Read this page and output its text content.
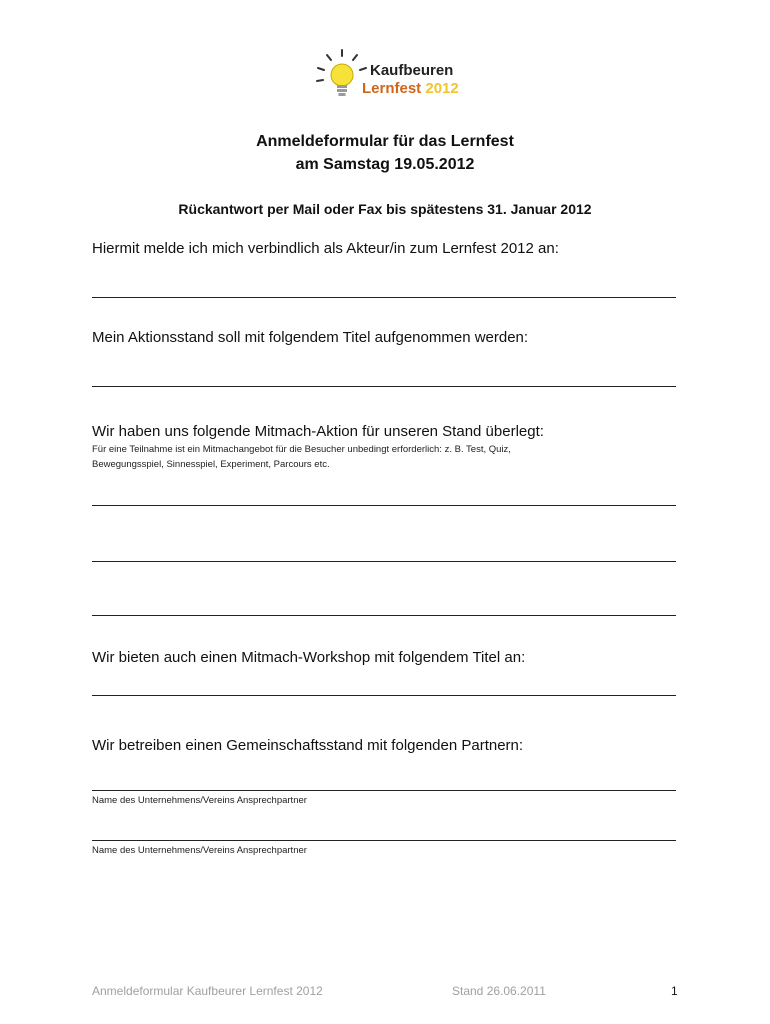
Kaufbeuren
Lernfest 2012
Anmeldeformular für das Lernfest
am Samstag 19.05.2012
Rückantwort per Mail oder Fax bis spätestens 31. Januar 2012
Hiermit melde ich mich verbindlich als Akteur/in zum Lernfest 2012 an:
Mein Aktionsstand soll mit folgendem Titel aufgenommen werden:
Wir haben uns folgende Mitmach-Aktion für unseren Stand überlegt:
Für eine Teilnahme ist ein Mitmachangebot für die Besucher unbedingt erforderlich: z. B. Test, Quiz,
Bewegungsspiel, Sinnesspiel, Experiment, Parcours etc.
Wir bieten auch einen Mitmach-Workshop mit folgendem Titel an:
Wir betreiben einen Gemeinschaftsstand mit folgenden Partnern:
Name des Unternehmens/Vereins Ansprechpartner
Name des Unternehmens/Vereins Ansprechpartner
Anmeldeformular Kaufbeurer Lernfest 2012	Stand 26.06.2011	1
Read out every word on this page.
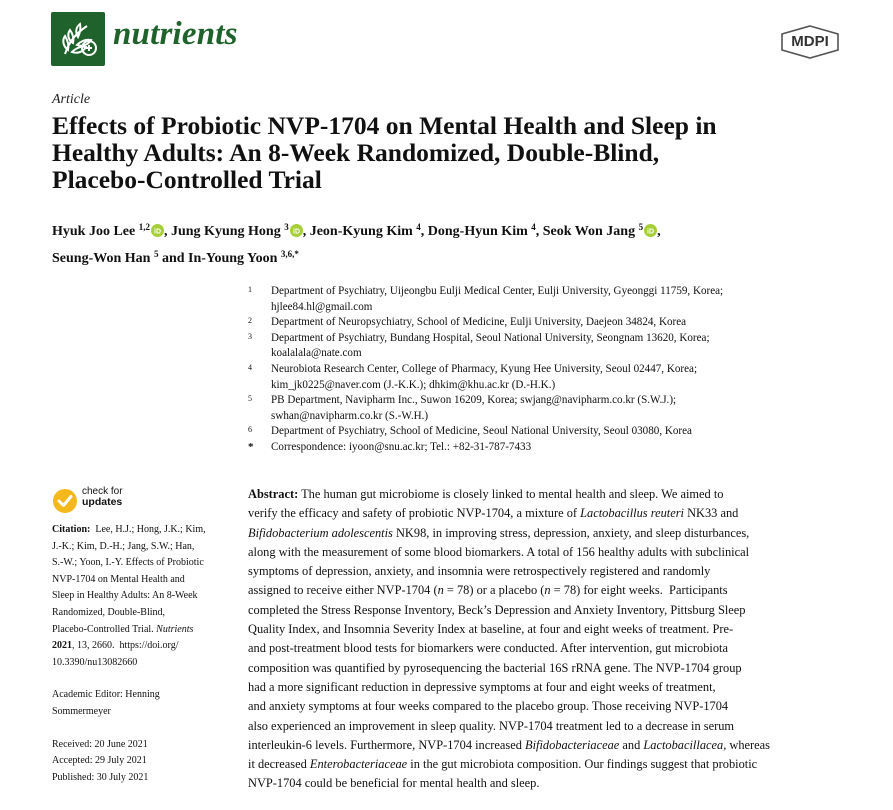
nutrients	MDPI
Article
Effects of Probiotic NVP-1704 on Mental Health and Sleep in
Healthy Adults: An 8-Week Randomized, Double-Blind,
Placebo-Controlled Trial
Hyuk Joo Lee $^{1,2}$ iD , Jung Kyung Hong $^3$ iD , Jeon-Kyung Kim $^4$, Dong-Hyun Kim $^4$, Seok Won Jang $^5$ iD ,
Seung-Won Han $^5$ and In-Young Yoon $^{3,6,*}$
1 Department of Psychiatry, Uijeongbu Eulji Medical Center, Eulji University, Gyeonggi 11759, Korea;
hjlee84.hl@gmail.com
2 Department of Neuropsychiatry, School of Medicine, Eulji University, Daejeon 34824, Korea
3 Department of Psychiatry, Bundang Hospital, Seoul National University, Seongnam 13620, Korea;
koalalala@nate.com
4 Neurobiota Research Center, College of Pharmacy, Kyung Hee University, Seoul 02447, Korea;
kim_jk0225@naver.com (J.-K.K.); dhkim@khu.ac.kr (D.-H.K.)
5 PB Department, Navipharm Inc., Suwon 16209, Korea; swjang@navipharm.co.kr (S.W.J.);
swhan@navipharm.co.kr (S.-W.H.)
6 Department of Psychiatry, School of Medicine, Seoul National University, Seoul 03080, Korea
* Correspondence: iyoon@snu.ac.kr; Tel.: +82-31-787-7433
check for
updates
Citation:  Lee, H.J.; Hong, J.K.; Kim,
J.-K.; Kim, D.-H.; Jang, S.W.; Han,
S.-W.; Yoon, I.-Y. Effects of Probiotic
NVP-1704 on Mental Health and
Sleep in Healthy Adults: An 8-Week
Randomized, Double-Blind,
Placebo-Controlled Trial. Nutrients
2021, 13, 2660.  https://doi.org/
10.3390/nu13082660
Academic Editor: Henning
Sommermeyer
Received: 20 June 2021
Accepted: 29 July 2021
Published: 30 July 2021
Abstract: The human gut microbiome is closely linked to mental health and sleep. We aimed to
verify the efficacy and safety of probiotic NVP-1704, a mixture of Lactobacillus reuteri NK33 and
Bifidobacterium adolescentis NK98, in improving stress, depression, anxiety, and sleep disturbances,
along with the measurement of some blood biomarkers. A total of 156 healthy adults with subclinical
symptoms of depression, anxiety, and insomnia were retrospectively registered and randomly
assigned to receive either NVP-1704 (n = 78) or a placebo (n = 78) for eight weeks.  Participants
completed the Stress Response Inventory, Beck’s Depression and Anxiety Inventory, Pittsburg Sleep
Quality Index, and Insomnia Severity Index at baseline, at four and eight weeks of treatment. Pre-
and post-treatment blood tests for biomarkers were conducted. After intervention, gut microbiota
composition was quantified by pyrosequencing the bacterial 16S rRNA gene. The NVP-1704 group
had a more significant reduction in depressive symptoms at four and eight weeks of treatment,
and anxiety symptoms at four weeks compared to the placebo group. Those receiving NVP-1704
also experienced an improvement in sleep quality. NVP-1704 treatment led to a decrease in serum
interleukin-6 levels. Furthermore, NVP-1704 increased Bifidobacteriaceae and Lactobacillacea, whereas
it decreased Enterobacteriaceae in the gut microbiota composition. Our findings suggest that probiotic
NVP-1704 could be beneficial for mental health and sleep.
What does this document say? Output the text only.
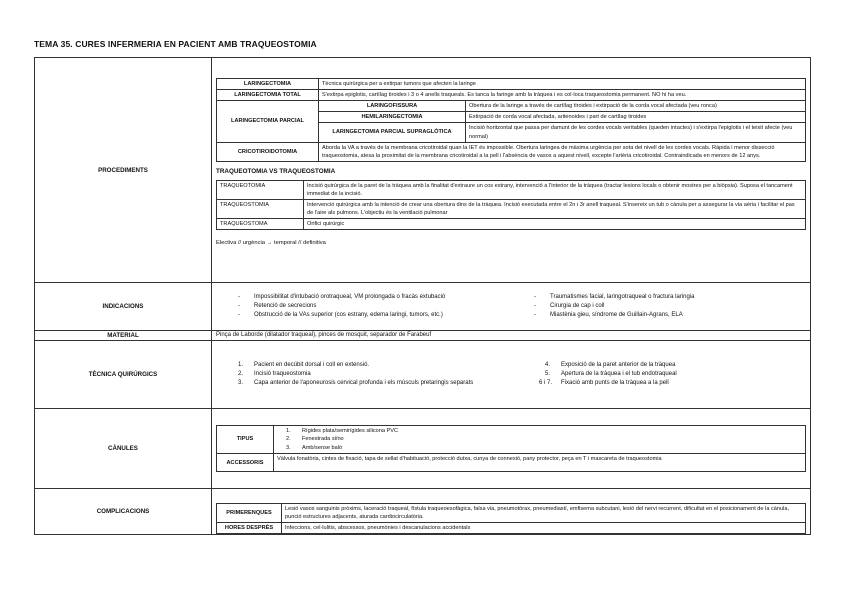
TEMA 35. CURES INFERMERIA EN PACIENT AMB TRAQUEOSTOMIA
PROCEDIMENTS	
LARINGECTOMIA	Tècnica quirúrgica per a extirpar tumors que afecten la laringe
LARINGECTOMIA TOTAL	S'extirpa epiglotis, cartílag tiroides i 3 o 4 anells traqueals. Es tanca la faringe amb la tràquea i es col·loca traqueostomia permanent. NO hi ha veu.
LARINGECTOMIA PARCIAL	LARINGOFISSURA	Obertura de la laringe a través de cartílag tiroides i extirpació de la corda vocal afectada (veu ronca)
HEMILARINGECTOMIA	Extirpació de corda vocal afectada, aritenoides i part de cartílag tiroides
LARINGECTOMIA PARCIAL SUPRAGLÒTICA	Incisió horitzontal que passa per damunt de les cordes vocals veritables (queden intactes) i s'extirpa l'epiglotis i el teixit afecte (veu normal)
CRICOTIROIDOTOMIA	Aborda la VA a través de la membrana cricotiroidal quan la IET és impossible. Obertura laringea de màxima urgència per sota del nivell de les cordes vocals. Ràpida i menor dissecció traqueostomia, atesa la proximitat de la membrana cricotiroidal a la pell i l'absència de vasos a aquest nivell, excepte l'artèria cricotiroidal. Contraindicada en menors de 12 anys.
TRAQUEOTOMIA VS TRAQUEOSTOMIA
TRAQUEOTOMIA	Incisió quirúrgica de la paret de la tràquea amb la finalitat d'extraure un cos estrany, intervenció a l'interior de la tràquea (tractar lesions locals o obtenir mostres per a biòpsia). Suposa el tancament immediat de la incisió.
TRAQUEOSTOMIA	Intervenció quirúrgica amb la intenció de crear una obertura dins de la tràquea. Incisió executada entre el 2n i 3r anell traqueal. S'insereix un tub o cànula per a assegurar la via aèria i facilitar el pas de l'aire als pulmons. L'objectiu és la ventilació pulmonar
TRAQUEOSTOMA	Orifici quirúrgic
Electiva // urgència → temporal // definitiva

INDICACIONS	
- Impossibilitat d'intubació orotraqueal, VM prolongada o fracàs extubació
- Retenció de secrecions
- Obstrucció de la VAs superior (cos estrany, edema laringi, tumors, etc.)
- Traumatismes facial, laringotraqueal o fractura laringia
- Cirurgia de cap i coll
- Miastènia gieu, síndrome de Guillain-Agrans, ELA

MATERIAL	Pinça de Laborde (dilatador traqueal), pinces de mosquit, separador de Farabeuf
TÈCNICA QUIRÚRGICS	
1. Pacient en decúbit dorsal i coll en extensió.
2. Incisió traqueostomia
3. Capa anterior de l'aponeurosis cervical profunda i els músculs pretaringis separats
4. Exposició de la paret anterior de la tràquea
5. Apertura de la tràquea i el tub endotraqueal
6 i 7. Fixació amb punts de la tràquea a la pell

CÀNULES	
TIPUS	
1. Rígides plata/semirígides silicona PVC
2. Fenestrada si/no
3. Amb/sense baló

ACCESSORIS	Vàlvula fonatòria, cintes de fixació, tapa de sellat d'habituació, protecció dutxa, cunya de connexió, pany protector, peça en T i mascareta de traqueostomia

COMPLICACIONS		PRIMERENQUES	Lesió vasos sanguinis pròxims, laceració traqueal, fístula traqueoesofàgica, falsa via, pneumotòrax, pneumediastí, emfisema subcutani, lesió del nervi recurrent, dificultat en el posicionament de la cànula, punció estructures adjacents, aturada cardiocirculatòria.
HORES DESPRÉS	Infeccions, cel·lulitis, abscessos, pneumònies i descanulacions accidentals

-------

● PROBLEM DETAILS:
Each entry should be transcribed exactly as given, with pictures omitted.

● SOLUTION TO THE PROBLEM:
Read this page and output its text content.
Kaufbeuren
Lernfest 2012
Anmeldeformular für das Lernfest
am Samstag 19.05.2012
Rückantwort per Mail oder Fax bis spätestens 31. Januar 2012
Hiermit melde ich mich verbindlich als Akteur/in zum Lernfest 2012 an:
Mein Aktionsstand soll mit folgendem Titel aufgenommen werden:
Wir haben uns folgende Mitmach-Aktion für unseren Stand überlegt:
Für eine Teilnahme ist ein Mitmachangebot für die Besucher unbedingt erforderlich: z. B. Test, Quiz,
Bewegungsspiel, Sinnesspiel, Experiment, Parcours etc.
Wir bieten auch einen Mitmach-Workshop mit folgendem Titel an:
Wir betreiben einen Gemeinschaftsstand mit folgenden Partnern:
Name des Unternehmens/Vereins Ansprechpartner
Name des Unternehmens/Vereins Ansprechpartner
Anmeldeformular Kaufbeurer Lernfest 2012	Stand 26.06.2011	1
Read out every word on this page.
nutrients	MDPI
Article
Effects of Probiotic NVP-1704 on Mental Health and Sleep in
Healthy Adults: An 8-Week Randomized, Double-Blind,
Placebo-Controlled Trial
Hyuk Joo Lee $^{1,2}$ iD , Jung Kyung Hong $^3$ iD , Jeon-Kyung Kim $^4$, Dong-Hyun Kim $^4$, Seok Won Jang $^5$ iD ,
Seung-Won Han $^5$ and In-Young Yoon $^{3,6,*}$
1 Department of Psychiatry, Uijeongbu Eulji Medical Center, Eulji University, Gyeonggi 11759, Korea;
hjlee84.hl@gmail.com
2 Department of Neuropsychiatry, School of Medicine, Eulji University, Daejeon 34824, Korea
3 Department of Psychiatry, Bundang Hospital, Seoul National University, Seongnam 13620, Korea;
koalalala@nate.com
4 Neurobiota Research Center, College of Pharmacy, Kyung Hee University, Seoul 02447, Korea;
kim_jk0225@naver.com (J.-K.K.); dhkim@khu.ac.kr (D.-H.K.)
5 PB Department, Navipharm Inc., Suwon 16209, Korea; swjang@navipharm.co.kr (S.W.J.);
swhan@navipharm.co.kr (S.-W.H.)
6 Department of Psychiatry, School of Medicine, Seoul National University, Seoul 03080, Korea
* Correspondence: iyoon@snu.ac.kr; Tel.: +82-31-787-7433
check for
updates
Citation:  Lee, H.J.; Hong, J.K.; Kim,
J.-K.; Kim, D.-H.; Jang, S.W.; Han,
S.-W.; Yoon, I.-Y. Effects of Probiotic
NVP-1704 on Mental Health and
Sleep in Healthy Adults: An 8-Week
Randomized, Double-Blind,
Placebo-Controlled Trial. Nutrients
2021, 13, 2660.  https://doi.org/
10.3390/nu13082660
Academic Editor: Henning
Sommermeyer
Received: 20 June 2021
Accepted: 29 July 2021
Published: 30 July 2021
Abstract: The human gut microbiome is closely linked to mental health and sleep. We aimed to
verify the efficacy and safety of probiotic NVP-1704, a mixture of Lactobacillus reuteri NK33 and
Bifidobacterium adolescentis NK98, in improving stress, depression, anxiety, and sleep disturbances,
along with the measurement of some blood biomarkers. A total of 156 healthy adults with subclinical
symptoms of depression, anxiety, and insomnia were retrospectively registered and randomly
assigned to receive either NVP-1704 (n = 78) or a placebo (n = 78) for eight weeks.  Participants
completed the Stress Response Inventory, Beck’s Depression and Anxiety Inventory, Pittsburg Sleep
Quality Index, and Insomnia Severity Index at baseline, at four and eight weeks of treatment. Pre-
and post-treatment blood tests for biomarkers were conducted. After intervention, gut microbiota
composition was quantified by pyrosequencing the bacterial 16S rRNA gene. The NVP-1704 group
had a more significant reduction in depressive symptoms at four and eight weeks of treatment,
and anxiety symptoms at four weeks compared to the placebo group. Those receiving NVP-1704
also experienced an improvement in sleep quality. NVP-1704 treatment led to a decrease in serum
interleukin-6 levels. Furthermore, NVP-1704 increased Bifidobacteriaceae and Lactobacillacea, whereas
it decreased Enterobacteriaceae in the gut microbiota composition. Our findings suggest that probiotic
NVP-1704 could be beneficial for mental health and sleep.
What does this document say? Output the text only.
TEMA 35. CURES INFERMERIA EN PACIENT AMB TRAQUEOSTOMIA
PROCEDIMENTS	
LARINGECTOMIA	Tècnica quirúrgica per a extirpar tumors que afecten la laringe
LARINGECTOMIA TOTAL	S'extirpa epiglotis, cartílag tiroides i 3 o 4 anells traqueals. Es tanca la faringe amb la tràquea i es col·loca traqueostomia permanent. NO hi ha veu.
LARINGECTOMIA PARCIAL	LARINGOFISSURA	Obertura de la laringe a través de cartílag tiroides i extirpació de la corda vocal afectada (veu ronca)
HEMILARINGECTOMIA	Extirpació de corda vocal afectada, aritenoides i part de cartílag tiroides
LARINGECTOMIA PARCIAL SUPRAGLÒTICA	Incisió horitzontal que passa per damunt de les cordes vocals veritables (queden intactes) i s'extirpa l'epiglotis i el teixit afecte (veu normal)
CRICOTIROIDOTOMIA	Aborda la VA a través de la membrana cricotiroidal quan la IET és impossible. Obertura laringea de màxima urgència per sota del nivell de les cordes vocals. Ràpida i menor dissecció traqueostomia, atesa la proximitat de la membrana cricotiroidal a la pell i l'absència de vasos a aquest nivell, excepte l'artèria cricotiroidal. Contraindicada en menors de 12 anys.
TRAQUEOTOMIA VS TRAQUEOSTOMIA
TRAQUEOTOMIA	Incisió quirúrgica de la paret de la tràquea amb la finalitat d'extraure un cos estrany, intervenció a l'interior de la tràquea (tractar lesions locals o obtenir mostres per a biòpsia). Suposa el tancament immediat de la incisió.
TRAQUEOSTOMIA	Intervenció quirúrgica amb la intenció de crear una obertura dins de la tràquea. Incisió executada entre el 2n i 3r anell traqueal. S'insereix un tub o cànula per a assegurar la via aèria i facilitar el pas de l'aire als pulmons. L'objectiu és la ventilació pulmonar
TRAQUEOSTOMA	Orifici quirúrgic
Electiva // urgència → temporal // definitiva

INDICACIONS	
- Impossibilitat d'intubació orotraqueal, VM prolongada o fracàs extubació
- Retenció de secrecions
- Obstrucció de la VAs superior (cos estrany, edema laringi, tumors, etc.)
- Traumatismes facial, laringotraqueal o fractura laringia
- Cirurgia de cap i coll
- Miastènia gieu, síndrome de Guillain-Agrans, ELA

MATERIAL	Pinça de Laborde (dilatador traqueal), pinces de mosquit, separador de Farabeuf
TÈCNICA QUIRÚRGICS	
1. Pacient en decúbit dorsal i coll en extensió.
2. Incisió traqueostomia
3. Capa anterior de l'aponeurosis cervical profunda i els músculs pretaringis separats
4. Exposició de la paret anterior de la tràquea
5. Apertura de la tràquea i el tub endotraqueal
6 i 7. Fixació amb punts de la tràquea a la pell

CÀNULES	
TIPUS	
1. Rígides plata/semirígides silicona PVC
2. Fenestrada si/no
3. Amb/sense baló

ACCESSORIS	Vàlvula fonatòria, cintes de fixació, tapa de sellat d'habituació, protecció dutxa, cunya de connexió, pany protector, peça en T i mascareta de traqueostomia

COMPLICACIONS		PRIMERENQUES	Lesió vasos sanguinis pròxims, laceració traqueal, fístula traqueoesofàgica, falsa via, pneumotòrax, pneumediastí, emfisema subcutani, lesió del nervi recurrent, dificultat en el posicionament de la cànula, punció estructures adjacents, aturada cardiocirculatòria.
HORES DESPRÉS	Infeccions, cel·lulitis, abscessos, pneumònies i descanulacions accidentals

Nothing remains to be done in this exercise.